'''

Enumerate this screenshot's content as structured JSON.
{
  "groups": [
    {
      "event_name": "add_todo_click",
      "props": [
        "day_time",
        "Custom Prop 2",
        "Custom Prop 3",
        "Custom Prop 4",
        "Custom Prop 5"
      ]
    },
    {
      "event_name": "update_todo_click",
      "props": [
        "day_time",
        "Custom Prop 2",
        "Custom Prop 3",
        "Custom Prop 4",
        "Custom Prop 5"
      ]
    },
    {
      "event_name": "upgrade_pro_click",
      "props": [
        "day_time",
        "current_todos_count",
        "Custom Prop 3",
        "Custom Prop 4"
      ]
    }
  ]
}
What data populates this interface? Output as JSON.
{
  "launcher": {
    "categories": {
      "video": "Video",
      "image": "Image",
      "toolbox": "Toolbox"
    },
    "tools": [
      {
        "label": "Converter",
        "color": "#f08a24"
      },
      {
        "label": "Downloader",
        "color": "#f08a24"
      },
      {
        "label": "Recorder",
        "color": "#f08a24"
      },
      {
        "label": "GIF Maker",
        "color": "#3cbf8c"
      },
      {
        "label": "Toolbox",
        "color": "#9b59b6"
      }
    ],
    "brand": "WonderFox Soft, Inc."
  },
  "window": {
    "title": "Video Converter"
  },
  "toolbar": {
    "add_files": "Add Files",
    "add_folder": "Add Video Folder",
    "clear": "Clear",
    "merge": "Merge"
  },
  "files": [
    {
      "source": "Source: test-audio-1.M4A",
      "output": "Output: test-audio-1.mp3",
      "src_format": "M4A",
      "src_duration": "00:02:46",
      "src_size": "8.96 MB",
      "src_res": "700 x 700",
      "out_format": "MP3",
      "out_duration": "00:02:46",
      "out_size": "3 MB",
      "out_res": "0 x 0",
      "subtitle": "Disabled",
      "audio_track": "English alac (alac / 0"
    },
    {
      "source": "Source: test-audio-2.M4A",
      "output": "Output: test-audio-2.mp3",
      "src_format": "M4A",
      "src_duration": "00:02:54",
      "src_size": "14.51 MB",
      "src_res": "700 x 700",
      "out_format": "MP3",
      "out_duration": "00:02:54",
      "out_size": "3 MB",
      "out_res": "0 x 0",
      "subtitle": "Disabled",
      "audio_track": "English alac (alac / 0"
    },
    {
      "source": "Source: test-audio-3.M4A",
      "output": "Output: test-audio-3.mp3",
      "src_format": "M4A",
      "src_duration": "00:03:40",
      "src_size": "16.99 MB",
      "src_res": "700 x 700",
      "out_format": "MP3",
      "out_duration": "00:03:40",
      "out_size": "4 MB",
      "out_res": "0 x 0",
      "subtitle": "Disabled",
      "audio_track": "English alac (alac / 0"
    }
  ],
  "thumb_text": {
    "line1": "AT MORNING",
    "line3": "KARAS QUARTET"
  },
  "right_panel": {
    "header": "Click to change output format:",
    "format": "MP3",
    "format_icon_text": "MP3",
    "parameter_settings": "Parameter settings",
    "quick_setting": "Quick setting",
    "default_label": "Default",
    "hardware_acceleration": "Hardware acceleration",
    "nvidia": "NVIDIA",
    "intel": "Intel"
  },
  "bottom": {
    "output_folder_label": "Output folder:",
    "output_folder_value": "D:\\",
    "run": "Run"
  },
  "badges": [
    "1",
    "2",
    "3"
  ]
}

'''

Repeat the records above exactly.

> _Answer_:
Enumerate this screenshot's content as structured JSON.
{
  "groups": [
    {
      "event_name": "add_todo_click",
      "props": [
        "day_time",
        "Custom Prop 2",
        "Custom Prop 3",
        "Custom Prop 4",
        "Custom Prop 5"
      ]
    },
    {
      "event_name": "update_todo_click",
      "props": [
        "day_time",
        "Custom Prop 2",
        "Custom Prop 3",
        "Custom Prop 4",
        "Custom Prop 5"
      ]
    },
    {
      "event_name": "upgrade_pro_click",
      "props": [
        "day_time",
        "current_todos_count",
        "Custom Prop 3",
        "Custom Prop 4"
      ]
    }
  ]
}
What data populates this interface? Output as JSON.
{
  "launcher": {
    "categories": {
      "video": "Video",
      "image": "Image",
      "toolbox": "Toolbox"
    },
    "tools": [
      {
        "label": "Converter",
        "color": "#f08a24"
      },
      {
        "label": "Downloader",
        "color": "#f08a24"
      },
      {
        "label": "Recorder",
        "color": "#f08a24"
      },
      {
        "label": "GIF Maker",
        "color": "#3cbf8c"
      },
      {
        "label": "Toolbox",
        "color": "#9b59b6"
      }
    ],
    "brand": "WonderFox Soft, Inc."
  },
  "window": {
    "title": "Video Converter"
  },
  "toolbar": {
    "add_files": "Add Files",
    "add_folder": "Add Video Folder",
    "clear": "Clear",
    "merge": "Merge"
  },
  "files": [
    {
      "source": "Source: test-audio-1.M4A",
      "output": "Output: test-audio-1.mp3",
      "src_format": "M4A",
      "src_duration": "00:02:46",
      "src_size": "8.96 MB",
      "src_res": "700 x 700",
      "out_format": "MP3",
      "out_duration": "00:02:46",
      "out_size": "3 MB",
      "out_res": "0 x 0",
      "subtitle": "Disabled",
      "audio_track": "English alac (alac / 0"
    },
    {
      "source": "Source: test-audio-2.M4A",
      "output": "Output: test-audio-2.mp3",
      "src_format": "M4A",
      "src_duration": "00:02:54",
      "src_size": "14.51 MB",
      "src_res": "700 x 700",
      "out_format": "MP3",
      "out_duration": "00:02:54",
      "out_size": "3 MB",
      "out_res": "0 x 0",
      "subtitle": "Disabled",
      "audio_track": "English alac (alac / 0"
    },
    {
      "source": "Source: test-audio-3.M4A",
      "output": "Output: test-audio-3.mp3",
      "src_format": "M4A",
      "src_duration": "00:03:40",
      "src_size": "16.99 MB",
      "src_res": "700 x 700",
      "out_format": "MP3",
      "out_duration": "00:03:40",
      "out_size": "4 MB",
      "out_res": "0 x 0",
      "subtitle": "Disabled",
      "audio_track": "English alac (alac / 0"
    }
  ],
  "thumb_text": {
    "line1": "AT MORNING",
    "line3": "KARAS QUARTET"
  },
  "right_panel": {
    "header": "Click to change output format:",
    "format": "MP3",
    "format_icon_text": "MP3",
    "parameter_settings": "Parameter settings",
    "quick_setting": "Quick setting",
    "default_label": "Default",
    "hardware_acceleration": "Hardware acceleration",
    "nvidia": "NVIDIA",
    "intel": "Intel"
  },
  "bottom": {
    "output_folder_label": "Output folder:",
    "output_folder_value": "D:\\",
    "run": "Run"
  },
  "badges": [
    "1",
    "2",
    "3"
  ]
}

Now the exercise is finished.